DIRECTION: Reproduce the entries from the first one up to and including the line containing "calendar-cell: 16Sunrise: 7:41", replacing every "hours" with "hrs" and keeping everything else unchanged.

EXCERPTED RECORDS:
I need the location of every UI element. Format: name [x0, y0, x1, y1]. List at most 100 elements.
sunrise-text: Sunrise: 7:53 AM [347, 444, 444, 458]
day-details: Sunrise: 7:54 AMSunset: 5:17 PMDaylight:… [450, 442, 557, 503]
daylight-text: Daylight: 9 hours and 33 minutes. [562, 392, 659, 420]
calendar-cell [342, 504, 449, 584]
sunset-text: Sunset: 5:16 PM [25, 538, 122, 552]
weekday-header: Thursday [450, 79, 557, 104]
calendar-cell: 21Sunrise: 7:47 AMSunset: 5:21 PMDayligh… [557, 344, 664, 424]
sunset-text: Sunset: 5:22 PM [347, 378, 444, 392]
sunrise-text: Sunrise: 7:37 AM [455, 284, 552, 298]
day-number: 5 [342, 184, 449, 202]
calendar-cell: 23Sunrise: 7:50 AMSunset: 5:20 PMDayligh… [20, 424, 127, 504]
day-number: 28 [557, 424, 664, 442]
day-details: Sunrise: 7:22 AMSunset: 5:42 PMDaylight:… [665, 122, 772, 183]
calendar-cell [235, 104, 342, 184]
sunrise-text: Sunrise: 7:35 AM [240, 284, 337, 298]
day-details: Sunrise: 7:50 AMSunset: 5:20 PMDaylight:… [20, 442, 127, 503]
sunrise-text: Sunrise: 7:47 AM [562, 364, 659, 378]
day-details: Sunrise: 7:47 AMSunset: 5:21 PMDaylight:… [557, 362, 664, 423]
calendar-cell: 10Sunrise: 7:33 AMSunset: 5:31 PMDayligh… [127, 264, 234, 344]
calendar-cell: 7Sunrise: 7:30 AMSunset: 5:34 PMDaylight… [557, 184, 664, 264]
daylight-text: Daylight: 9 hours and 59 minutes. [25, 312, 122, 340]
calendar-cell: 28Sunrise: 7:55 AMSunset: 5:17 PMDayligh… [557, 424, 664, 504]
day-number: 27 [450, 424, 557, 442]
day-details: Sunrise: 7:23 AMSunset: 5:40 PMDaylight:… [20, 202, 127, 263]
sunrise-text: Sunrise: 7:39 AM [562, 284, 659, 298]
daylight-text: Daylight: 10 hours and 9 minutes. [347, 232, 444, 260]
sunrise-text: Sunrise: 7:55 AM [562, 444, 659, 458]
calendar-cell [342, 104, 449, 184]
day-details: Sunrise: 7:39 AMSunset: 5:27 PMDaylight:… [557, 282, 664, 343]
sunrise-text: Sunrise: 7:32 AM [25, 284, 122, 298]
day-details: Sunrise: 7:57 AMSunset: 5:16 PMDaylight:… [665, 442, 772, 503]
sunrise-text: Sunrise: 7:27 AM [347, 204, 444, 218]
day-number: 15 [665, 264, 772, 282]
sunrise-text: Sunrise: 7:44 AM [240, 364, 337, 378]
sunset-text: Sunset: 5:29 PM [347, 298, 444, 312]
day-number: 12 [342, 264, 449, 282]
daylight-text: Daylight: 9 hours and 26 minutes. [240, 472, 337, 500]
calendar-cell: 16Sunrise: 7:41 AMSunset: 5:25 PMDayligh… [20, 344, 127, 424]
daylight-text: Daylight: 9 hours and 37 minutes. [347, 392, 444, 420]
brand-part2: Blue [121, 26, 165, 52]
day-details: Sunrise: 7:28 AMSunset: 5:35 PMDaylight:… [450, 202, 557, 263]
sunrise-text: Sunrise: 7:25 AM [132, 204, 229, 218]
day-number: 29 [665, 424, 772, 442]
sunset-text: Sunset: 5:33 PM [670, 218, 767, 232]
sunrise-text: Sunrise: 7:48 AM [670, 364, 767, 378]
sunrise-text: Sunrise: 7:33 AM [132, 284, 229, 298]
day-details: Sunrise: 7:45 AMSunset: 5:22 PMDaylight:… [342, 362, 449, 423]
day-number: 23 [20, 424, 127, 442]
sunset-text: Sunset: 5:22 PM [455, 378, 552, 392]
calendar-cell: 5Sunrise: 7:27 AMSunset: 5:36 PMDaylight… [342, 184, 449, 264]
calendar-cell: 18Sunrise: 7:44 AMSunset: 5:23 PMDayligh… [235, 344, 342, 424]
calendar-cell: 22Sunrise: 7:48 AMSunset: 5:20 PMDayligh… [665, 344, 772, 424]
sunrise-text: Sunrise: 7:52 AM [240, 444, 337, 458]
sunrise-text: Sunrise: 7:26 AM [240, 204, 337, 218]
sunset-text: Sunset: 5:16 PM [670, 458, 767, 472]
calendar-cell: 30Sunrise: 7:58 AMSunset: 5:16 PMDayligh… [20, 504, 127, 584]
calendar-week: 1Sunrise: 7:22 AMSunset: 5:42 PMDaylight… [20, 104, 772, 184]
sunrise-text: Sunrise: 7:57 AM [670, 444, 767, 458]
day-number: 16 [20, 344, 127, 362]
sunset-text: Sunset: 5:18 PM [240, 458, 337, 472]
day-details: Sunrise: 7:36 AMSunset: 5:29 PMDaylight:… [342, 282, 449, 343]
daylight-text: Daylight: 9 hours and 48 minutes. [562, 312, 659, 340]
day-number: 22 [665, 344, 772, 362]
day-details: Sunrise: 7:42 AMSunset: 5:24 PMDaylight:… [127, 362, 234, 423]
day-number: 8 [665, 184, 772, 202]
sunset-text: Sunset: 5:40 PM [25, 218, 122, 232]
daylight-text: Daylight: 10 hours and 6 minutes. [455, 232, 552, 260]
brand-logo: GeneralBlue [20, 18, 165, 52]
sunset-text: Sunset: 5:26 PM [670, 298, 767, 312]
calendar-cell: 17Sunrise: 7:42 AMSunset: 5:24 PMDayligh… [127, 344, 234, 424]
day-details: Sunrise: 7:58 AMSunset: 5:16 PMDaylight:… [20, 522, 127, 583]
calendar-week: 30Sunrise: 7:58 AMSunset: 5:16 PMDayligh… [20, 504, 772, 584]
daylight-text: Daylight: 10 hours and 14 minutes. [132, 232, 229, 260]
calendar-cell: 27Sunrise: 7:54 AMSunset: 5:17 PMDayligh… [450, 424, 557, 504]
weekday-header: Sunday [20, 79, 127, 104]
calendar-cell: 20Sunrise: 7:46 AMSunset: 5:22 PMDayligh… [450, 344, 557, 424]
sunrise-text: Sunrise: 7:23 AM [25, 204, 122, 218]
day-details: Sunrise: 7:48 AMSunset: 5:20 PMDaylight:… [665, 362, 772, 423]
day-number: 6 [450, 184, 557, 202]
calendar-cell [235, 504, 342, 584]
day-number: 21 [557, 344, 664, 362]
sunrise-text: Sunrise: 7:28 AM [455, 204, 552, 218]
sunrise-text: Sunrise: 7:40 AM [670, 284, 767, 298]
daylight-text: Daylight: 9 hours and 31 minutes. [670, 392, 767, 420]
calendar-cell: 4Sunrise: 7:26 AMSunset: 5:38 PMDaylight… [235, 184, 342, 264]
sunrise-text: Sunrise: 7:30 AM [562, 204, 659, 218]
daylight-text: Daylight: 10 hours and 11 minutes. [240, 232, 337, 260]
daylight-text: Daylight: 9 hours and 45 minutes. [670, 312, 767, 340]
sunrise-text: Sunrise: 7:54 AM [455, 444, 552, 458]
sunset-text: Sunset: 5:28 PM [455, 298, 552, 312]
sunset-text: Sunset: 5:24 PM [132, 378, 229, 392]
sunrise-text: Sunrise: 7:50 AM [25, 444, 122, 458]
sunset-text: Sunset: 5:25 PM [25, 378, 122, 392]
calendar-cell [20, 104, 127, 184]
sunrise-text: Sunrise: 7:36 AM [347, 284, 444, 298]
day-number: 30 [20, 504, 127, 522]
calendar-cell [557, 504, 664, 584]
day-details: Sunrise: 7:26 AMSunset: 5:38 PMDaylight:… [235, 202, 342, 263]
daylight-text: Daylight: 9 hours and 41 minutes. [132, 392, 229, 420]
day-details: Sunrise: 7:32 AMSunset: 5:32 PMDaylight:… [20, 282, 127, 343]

WRITTEN SOLUTION:
I need the location of every UI element. Format: name [x0, y0, x1, y1]. List at most 100 elements.
sunrise-text: Sunrise: 7:53 AM [347, 444, 444, 458]
day-details: Sunrise: 7:54 AMSunset: 5:17 PMDaylight:… [450, 442, 557, 503]
daylight-text: Daylight: 9 hrs and 33 minutes. [562, 392, 659, 420]
calendar-cell [342, 504, 449, 584]
sunset-text: Sunset: 5:16 PM [25, 538, 122, 552]
weekday-header: Thursday [450, 79, 557, 104]
calendar-cell: 21Sunrise: 7:47 AMSunset: 5:21 PMDayligh… [557, 344, 664, 424]
sunset-text: Sunset: 5:22 PM [347, 378, 444, 392]
sunrise-text: Sunrise: 7:37 AM [455, 284, 552, 298]
day-number: 5 [342, 184, 449, 202]
calendar-cell: 23Sunrise: 7:50 AMSunset: 5:20 PMDayligh… [20, 424, 127, 504]
day-number: 28 [557, 424, 664, 442]
day-details: Sunrise: 7:22 AMSunset: 5:42 PMDaylight:… [665, 122, 772, 183]
calendar-cell [235, 104, 342, 184]
sunrise-text: Sunrise: 7:35 AM [240, 284, 337, 298]
day-details: Sunrise: 7:50 AMSunset: 5:20 PMDaylight:… [20, 442, 127, 503]
sunrise-text: Sunrise: 7:47 AM [562, 364, 659, 378]
day-details: Sunrise: 7:47 AMSunset: 5:21 PMDaylight:… [557, 362, 664, 423]
calendar-cell: 10Sunrise: 7:33 AMSunset: 5:31 PMDayligh… [127, 264, 234, 344]
calendar-cell: 7Sunrise: 7:30 AMSunset: 5:34 PMDaylight… [557, 184, 664, 264]
daylight-text: Daylight: 9 hrs and 59 minutes. [25, 312, 122, 340]
calendar-cell: 28Sunrise: 7:55 AMSunset: 5:17 PMDayligh… [557, 424, 664, 504]
day-number: 27 [450, 424, 557, 442]
day-details: Sunrise: 7:23 AMSunset: 5:40 PMDaylight:… [20, 202, 127, 263]
sunrise-text: Sunrise: 7:39 AM [562, 284, 659, 298]
daylight-text: Daylight: 10 hrs and 9 minutes. [347, 232, 444, 260]
sunrise-text: Sunrise: 7:55 AM [562, 444, 659, 458]
calendar-cell [342, 104, 449, 184]
day-details: Sunrise: 7:39 AMSunset: 5:27 PMDaylight:… [557, 282, 664, 343]
sunrise-text: Sunrise: 7:32 AM [25, 284, 122, 298]
day-details: Sunrise: 7:57 AMSunset: 5:16 PMDaylight:… [665, 442, 772, 503]
sunrise-text: Sunrise: 7:27 AM [347, 204, 444, 218]
day-number: 15 [665, 264, 772, 282]
sunrise-text: Sunrise: 7:44 AM [240, 364, 337, 378]
sunset-text: Sunset: 5:29 PM [347, 298, 444, 312]
day-number: 12 [342, 264, 449, 282]
daylight-text: Daylight: 9 hrs and 26 minutes. [240, 472, 337, 500]
calendar-cell: 16Sunrise: 7:41 AMSunset: 5:25 PMDayligh… [20, 344, 127, 424]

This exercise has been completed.